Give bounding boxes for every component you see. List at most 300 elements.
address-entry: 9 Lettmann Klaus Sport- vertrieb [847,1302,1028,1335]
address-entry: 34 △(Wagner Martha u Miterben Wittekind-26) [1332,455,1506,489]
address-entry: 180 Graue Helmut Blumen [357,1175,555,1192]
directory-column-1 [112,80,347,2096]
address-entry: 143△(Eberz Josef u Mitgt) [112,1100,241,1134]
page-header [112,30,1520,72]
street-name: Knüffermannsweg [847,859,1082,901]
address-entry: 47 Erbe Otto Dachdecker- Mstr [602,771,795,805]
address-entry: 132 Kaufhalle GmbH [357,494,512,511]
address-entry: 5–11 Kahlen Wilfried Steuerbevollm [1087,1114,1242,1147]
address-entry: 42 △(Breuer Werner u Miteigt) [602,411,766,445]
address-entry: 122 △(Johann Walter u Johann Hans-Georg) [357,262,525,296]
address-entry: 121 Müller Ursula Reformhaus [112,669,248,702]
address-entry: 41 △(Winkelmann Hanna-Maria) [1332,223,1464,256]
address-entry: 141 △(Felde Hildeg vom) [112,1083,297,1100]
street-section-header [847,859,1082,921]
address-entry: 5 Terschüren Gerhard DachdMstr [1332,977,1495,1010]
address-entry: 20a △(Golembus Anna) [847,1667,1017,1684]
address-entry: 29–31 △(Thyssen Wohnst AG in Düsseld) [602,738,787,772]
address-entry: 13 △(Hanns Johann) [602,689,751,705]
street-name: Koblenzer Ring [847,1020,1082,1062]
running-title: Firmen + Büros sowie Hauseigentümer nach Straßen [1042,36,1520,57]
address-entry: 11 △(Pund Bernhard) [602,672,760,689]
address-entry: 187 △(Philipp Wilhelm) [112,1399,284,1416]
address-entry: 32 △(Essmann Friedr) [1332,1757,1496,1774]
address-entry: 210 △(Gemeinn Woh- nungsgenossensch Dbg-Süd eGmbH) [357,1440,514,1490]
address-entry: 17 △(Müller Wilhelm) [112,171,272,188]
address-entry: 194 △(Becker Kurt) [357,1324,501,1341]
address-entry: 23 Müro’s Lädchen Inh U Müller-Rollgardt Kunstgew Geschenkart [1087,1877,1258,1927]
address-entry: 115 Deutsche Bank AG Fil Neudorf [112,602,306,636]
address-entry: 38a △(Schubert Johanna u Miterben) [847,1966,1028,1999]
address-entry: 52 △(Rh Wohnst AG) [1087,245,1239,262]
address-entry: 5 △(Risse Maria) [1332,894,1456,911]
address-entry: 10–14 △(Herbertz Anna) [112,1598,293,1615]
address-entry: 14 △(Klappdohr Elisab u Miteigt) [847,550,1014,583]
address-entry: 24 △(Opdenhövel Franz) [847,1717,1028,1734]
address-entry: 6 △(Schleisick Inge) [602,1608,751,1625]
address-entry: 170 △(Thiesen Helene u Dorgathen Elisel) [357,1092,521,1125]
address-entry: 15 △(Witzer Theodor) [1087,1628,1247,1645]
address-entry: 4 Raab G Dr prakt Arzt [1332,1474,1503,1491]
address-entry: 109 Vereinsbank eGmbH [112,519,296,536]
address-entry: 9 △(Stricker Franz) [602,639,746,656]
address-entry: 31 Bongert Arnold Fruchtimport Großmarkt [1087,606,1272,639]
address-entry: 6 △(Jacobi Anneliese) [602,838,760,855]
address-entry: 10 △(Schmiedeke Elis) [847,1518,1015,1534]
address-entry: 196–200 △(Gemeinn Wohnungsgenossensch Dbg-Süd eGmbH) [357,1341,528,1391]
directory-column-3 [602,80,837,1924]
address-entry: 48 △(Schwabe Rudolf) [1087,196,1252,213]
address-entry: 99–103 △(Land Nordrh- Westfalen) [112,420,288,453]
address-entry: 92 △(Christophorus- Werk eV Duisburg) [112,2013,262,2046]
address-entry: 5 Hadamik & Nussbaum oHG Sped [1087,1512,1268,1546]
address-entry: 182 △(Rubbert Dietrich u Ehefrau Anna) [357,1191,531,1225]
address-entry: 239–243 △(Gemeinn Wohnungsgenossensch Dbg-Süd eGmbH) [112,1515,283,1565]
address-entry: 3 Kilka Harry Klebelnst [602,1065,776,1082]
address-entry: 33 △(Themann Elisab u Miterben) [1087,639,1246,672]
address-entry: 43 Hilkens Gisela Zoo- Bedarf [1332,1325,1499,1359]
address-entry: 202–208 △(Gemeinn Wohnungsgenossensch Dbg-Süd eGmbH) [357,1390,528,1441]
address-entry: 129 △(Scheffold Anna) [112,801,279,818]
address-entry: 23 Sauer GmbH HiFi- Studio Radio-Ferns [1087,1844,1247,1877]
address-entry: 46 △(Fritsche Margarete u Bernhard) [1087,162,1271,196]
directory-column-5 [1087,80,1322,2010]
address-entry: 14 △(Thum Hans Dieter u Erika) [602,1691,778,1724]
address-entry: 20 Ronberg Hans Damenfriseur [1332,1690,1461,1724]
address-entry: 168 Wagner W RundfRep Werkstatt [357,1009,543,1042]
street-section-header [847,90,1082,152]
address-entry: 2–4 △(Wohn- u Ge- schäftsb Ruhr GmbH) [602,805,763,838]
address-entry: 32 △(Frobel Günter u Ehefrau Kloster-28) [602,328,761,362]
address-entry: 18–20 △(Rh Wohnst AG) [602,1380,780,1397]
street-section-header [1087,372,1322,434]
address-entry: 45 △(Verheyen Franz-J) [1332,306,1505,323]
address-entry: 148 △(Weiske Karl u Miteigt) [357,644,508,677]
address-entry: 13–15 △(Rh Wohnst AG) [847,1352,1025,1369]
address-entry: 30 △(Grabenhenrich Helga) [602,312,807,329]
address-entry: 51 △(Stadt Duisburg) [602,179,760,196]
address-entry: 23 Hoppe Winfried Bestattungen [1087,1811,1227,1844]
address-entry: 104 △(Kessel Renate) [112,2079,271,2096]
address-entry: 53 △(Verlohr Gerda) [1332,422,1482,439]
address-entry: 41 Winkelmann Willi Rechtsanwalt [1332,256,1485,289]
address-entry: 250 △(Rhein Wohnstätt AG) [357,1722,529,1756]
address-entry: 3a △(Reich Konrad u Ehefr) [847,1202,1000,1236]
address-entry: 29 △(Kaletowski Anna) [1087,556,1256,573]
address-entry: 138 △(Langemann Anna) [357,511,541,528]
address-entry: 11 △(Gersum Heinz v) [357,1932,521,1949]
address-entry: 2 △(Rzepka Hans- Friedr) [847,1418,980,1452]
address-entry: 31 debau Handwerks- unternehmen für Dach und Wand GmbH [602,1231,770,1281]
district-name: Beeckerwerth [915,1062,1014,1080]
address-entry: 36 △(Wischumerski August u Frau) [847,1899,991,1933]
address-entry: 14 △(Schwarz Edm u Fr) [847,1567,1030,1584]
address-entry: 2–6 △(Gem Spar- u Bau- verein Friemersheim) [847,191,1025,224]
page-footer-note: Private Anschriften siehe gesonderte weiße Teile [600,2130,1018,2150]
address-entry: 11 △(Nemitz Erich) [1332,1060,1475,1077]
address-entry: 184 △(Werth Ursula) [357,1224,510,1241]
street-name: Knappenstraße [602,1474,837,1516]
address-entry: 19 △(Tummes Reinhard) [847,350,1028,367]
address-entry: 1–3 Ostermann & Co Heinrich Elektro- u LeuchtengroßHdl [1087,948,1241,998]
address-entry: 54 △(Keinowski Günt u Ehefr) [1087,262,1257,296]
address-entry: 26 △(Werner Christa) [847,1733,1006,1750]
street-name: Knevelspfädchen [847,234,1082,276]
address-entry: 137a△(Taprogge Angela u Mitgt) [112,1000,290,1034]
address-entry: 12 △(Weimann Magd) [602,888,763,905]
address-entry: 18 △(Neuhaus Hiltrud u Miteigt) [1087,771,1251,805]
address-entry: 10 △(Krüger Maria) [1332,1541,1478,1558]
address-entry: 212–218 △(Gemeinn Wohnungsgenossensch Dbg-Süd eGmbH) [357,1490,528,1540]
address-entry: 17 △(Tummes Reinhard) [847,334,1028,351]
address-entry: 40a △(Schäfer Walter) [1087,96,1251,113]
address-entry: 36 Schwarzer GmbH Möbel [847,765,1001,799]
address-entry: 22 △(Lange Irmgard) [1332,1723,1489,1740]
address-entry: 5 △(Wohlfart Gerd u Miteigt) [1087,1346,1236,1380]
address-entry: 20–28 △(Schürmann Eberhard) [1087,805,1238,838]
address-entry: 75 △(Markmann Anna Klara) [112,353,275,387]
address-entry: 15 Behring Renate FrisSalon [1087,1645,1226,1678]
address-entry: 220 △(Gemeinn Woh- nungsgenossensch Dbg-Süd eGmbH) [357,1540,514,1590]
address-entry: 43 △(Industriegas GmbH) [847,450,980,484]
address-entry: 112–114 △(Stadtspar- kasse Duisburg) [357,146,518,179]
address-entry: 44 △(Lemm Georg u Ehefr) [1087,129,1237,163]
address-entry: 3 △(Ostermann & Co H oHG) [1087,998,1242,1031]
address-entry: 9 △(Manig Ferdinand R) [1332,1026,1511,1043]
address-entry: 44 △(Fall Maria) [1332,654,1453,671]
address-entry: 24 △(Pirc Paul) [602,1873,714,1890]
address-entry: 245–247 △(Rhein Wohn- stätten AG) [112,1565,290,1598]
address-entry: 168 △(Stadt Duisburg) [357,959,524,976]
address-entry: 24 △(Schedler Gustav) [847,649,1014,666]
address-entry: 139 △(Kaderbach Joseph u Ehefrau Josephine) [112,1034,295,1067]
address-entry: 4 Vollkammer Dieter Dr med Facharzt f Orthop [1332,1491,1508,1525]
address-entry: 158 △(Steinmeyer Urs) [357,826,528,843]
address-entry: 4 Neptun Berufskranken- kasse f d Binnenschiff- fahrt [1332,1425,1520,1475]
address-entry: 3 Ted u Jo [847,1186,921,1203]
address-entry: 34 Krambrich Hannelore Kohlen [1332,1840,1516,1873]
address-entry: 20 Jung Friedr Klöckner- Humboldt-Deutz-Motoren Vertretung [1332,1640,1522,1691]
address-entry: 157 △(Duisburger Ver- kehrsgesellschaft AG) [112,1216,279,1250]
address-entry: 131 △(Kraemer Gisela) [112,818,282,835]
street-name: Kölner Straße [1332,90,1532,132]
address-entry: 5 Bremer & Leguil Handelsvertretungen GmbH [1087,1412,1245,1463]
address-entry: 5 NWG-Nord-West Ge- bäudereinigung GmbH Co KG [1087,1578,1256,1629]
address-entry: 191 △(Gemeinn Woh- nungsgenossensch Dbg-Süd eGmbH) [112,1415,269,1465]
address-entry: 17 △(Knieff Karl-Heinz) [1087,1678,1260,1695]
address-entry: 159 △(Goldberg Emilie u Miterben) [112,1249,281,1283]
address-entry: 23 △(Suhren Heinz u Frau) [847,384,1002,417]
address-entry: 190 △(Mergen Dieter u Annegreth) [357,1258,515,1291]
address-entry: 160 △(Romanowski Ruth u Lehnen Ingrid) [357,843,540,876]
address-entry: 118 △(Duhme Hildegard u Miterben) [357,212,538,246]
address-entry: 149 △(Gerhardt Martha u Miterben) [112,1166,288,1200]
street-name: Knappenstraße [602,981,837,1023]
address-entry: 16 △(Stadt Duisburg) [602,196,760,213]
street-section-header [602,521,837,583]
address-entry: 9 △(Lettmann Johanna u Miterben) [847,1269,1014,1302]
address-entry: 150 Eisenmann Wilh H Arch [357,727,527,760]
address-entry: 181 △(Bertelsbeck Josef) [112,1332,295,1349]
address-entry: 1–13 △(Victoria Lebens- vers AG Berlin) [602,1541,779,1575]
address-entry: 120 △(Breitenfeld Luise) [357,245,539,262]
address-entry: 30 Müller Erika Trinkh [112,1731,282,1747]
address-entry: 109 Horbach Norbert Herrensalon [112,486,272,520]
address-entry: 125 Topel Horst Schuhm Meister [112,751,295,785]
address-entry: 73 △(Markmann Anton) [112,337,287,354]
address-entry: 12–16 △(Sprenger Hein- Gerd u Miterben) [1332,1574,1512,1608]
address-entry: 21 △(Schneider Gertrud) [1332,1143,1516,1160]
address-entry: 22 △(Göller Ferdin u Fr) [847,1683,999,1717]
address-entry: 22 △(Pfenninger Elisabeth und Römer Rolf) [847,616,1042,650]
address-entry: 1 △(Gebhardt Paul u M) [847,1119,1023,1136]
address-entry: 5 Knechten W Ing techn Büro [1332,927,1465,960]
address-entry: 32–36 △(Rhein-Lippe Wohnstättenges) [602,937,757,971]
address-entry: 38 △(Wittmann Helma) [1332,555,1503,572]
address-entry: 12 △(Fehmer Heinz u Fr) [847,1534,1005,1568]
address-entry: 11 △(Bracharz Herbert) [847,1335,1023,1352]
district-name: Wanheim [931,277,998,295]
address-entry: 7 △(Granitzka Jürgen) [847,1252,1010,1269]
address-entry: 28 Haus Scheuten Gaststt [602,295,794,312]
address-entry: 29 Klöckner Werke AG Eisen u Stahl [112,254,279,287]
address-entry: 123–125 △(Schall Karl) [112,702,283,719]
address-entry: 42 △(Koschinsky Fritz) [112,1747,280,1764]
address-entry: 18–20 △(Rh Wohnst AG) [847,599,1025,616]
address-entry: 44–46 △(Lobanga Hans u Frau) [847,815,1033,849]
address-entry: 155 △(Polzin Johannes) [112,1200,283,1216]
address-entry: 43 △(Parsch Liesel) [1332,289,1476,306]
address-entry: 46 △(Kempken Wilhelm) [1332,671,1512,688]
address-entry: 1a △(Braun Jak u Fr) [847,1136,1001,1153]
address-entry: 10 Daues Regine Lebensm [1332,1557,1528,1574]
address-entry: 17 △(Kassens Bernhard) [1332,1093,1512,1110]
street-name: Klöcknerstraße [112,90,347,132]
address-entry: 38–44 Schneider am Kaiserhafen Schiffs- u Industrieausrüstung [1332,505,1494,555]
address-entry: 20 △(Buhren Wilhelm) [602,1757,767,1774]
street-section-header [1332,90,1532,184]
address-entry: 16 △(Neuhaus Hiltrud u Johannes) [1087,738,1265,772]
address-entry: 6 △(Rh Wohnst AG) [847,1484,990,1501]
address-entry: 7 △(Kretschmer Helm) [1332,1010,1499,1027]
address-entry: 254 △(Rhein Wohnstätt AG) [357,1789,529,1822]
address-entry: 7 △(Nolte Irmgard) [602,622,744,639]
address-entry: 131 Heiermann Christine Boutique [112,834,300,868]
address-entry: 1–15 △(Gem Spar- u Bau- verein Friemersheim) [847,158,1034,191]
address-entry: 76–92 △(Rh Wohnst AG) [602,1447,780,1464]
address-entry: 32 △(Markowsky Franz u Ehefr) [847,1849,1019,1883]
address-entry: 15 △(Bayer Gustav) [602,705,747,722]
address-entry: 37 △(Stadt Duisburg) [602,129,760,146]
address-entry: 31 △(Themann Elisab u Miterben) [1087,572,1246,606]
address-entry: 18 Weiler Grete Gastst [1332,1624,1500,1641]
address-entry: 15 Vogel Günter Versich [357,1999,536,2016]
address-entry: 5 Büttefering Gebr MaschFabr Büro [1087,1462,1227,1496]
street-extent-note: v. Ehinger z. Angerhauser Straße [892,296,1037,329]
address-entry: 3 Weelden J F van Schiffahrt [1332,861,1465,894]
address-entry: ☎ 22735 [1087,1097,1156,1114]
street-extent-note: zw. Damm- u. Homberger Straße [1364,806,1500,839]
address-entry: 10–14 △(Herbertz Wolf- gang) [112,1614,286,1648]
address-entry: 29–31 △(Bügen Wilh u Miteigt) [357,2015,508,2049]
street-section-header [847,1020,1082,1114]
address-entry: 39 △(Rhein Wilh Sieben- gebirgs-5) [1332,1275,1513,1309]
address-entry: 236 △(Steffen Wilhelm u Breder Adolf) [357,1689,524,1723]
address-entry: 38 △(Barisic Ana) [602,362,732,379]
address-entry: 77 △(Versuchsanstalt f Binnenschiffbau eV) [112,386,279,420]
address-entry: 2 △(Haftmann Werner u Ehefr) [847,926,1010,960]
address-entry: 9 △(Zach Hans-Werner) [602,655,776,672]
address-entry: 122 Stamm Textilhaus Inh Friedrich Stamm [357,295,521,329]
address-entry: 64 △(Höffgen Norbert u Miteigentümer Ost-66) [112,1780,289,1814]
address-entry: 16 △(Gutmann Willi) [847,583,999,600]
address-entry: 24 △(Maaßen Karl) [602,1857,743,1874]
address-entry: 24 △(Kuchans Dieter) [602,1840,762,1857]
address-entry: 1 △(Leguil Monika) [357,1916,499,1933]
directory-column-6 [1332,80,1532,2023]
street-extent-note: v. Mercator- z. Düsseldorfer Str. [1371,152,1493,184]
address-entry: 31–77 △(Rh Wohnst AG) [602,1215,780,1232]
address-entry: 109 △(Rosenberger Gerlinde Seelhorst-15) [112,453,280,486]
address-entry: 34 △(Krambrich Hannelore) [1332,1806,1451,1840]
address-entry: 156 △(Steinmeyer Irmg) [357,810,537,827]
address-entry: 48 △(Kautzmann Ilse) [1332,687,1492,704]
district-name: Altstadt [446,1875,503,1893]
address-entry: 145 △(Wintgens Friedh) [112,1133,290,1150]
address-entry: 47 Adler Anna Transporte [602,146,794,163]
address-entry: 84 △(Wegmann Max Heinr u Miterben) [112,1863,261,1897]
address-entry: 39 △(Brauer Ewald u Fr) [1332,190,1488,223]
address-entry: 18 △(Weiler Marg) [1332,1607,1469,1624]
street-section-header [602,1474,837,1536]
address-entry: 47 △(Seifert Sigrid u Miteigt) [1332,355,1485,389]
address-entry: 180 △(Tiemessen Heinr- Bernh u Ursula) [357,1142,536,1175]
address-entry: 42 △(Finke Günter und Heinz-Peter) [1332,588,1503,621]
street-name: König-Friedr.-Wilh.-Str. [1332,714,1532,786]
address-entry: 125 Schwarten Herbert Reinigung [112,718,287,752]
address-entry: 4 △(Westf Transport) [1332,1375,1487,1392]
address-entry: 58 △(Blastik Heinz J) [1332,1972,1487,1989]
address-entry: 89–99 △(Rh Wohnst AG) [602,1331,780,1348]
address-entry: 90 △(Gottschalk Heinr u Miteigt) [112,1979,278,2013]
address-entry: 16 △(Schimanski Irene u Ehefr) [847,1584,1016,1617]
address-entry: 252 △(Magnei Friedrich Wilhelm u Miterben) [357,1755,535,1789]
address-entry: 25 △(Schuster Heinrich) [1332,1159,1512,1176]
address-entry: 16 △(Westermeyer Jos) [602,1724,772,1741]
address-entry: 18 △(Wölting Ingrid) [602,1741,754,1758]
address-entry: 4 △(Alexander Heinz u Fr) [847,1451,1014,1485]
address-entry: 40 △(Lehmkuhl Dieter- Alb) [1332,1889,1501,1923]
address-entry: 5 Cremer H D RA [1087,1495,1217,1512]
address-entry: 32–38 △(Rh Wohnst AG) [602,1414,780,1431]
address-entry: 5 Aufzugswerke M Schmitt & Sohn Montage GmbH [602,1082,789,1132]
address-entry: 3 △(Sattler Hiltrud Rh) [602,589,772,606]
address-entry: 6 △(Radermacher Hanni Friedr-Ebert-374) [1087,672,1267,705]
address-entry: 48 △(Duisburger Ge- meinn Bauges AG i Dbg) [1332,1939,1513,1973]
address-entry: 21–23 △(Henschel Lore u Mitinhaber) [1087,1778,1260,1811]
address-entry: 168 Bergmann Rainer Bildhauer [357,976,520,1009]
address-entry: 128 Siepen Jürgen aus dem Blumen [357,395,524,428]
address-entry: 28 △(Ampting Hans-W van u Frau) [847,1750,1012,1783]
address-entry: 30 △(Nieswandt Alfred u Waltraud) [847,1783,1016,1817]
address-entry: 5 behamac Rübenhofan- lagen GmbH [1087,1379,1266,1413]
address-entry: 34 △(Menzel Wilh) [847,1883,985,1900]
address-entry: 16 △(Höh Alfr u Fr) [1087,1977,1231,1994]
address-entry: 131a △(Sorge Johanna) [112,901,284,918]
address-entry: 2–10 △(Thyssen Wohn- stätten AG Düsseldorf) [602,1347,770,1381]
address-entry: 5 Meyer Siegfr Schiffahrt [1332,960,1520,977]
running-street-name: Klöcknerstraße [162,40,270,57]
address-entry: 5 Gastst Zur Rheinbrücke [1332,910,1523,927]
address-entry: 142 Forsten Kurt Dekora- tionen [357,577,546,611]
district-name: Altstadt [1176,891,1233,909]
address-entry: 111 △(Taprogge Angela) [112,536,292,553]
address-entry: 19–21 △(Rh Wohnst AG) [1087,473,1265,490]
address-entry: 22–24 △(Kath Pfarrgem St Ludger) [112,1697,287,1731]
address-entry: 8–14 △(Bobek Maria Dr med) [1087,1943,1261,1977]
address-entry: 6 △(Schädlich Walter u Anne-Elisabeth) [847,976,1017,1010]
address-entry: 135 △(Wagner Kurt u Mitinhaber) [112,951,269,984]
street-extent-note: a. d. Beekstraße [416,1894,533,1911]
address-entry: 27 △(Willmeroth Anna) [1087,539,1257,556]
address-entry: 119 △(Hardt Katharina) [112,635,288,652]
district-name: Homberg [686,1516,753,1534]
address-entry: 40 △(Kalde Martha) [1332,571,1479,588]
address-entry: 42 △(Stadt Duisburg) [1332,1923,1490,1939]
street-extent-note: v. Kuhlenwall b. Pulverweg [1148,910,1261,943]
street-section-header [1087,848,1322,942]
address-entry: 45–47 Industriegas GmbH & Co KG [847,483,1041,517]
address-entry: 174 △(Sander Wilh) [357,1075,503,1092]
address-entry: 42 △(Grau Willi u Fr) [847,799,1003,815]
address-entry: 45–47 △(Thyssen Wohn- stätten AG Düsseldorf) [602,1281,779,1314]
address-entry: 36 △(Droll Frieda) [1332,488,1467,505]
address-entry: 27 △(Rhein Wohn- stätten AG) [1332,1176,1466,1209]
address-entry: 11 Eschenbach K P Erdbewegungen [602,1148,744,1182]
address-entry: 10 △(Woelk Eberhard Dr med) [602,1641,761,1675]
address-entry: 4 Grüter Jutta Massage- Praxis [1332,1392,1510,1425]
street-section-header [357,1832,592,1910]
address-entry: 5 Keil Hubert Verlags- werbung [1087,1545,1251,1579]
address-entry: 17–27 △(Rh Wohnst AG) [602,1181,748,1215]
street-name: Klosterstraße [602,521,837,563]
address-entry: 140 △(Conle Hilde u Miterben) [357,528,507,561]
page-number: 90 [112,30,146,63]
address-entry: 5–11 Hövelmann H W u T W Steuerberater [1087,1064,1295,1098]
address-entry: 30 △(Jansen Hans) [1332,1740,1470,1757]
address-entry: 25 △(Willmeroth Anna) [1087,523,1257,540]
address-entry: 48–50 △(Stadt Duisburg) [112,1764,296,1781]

- **Short exercise**
Copy out the data above word for word, from its first line down to the line containing "address-entry: 143△(Eberz Josef", including both of those lines.

- **Solved exercise**
Give bounding boxes for every component you see. List at most 300 elements.
address-entry: 9 Lettmann Klaus Sport- vertrieb [847,1302,1028,1335]
address-entry: 34 △(Wagner Martha u Miterben Wittekind-26) [1332,455,1506,489]
address-entry: 180 Graue Helmut Blumen [357,1175,555,1192]
directory-column-1 [112,80,347,2096]
address-entry: 143△(Eberz Josef u Mitgt) [112,1100,241,1134]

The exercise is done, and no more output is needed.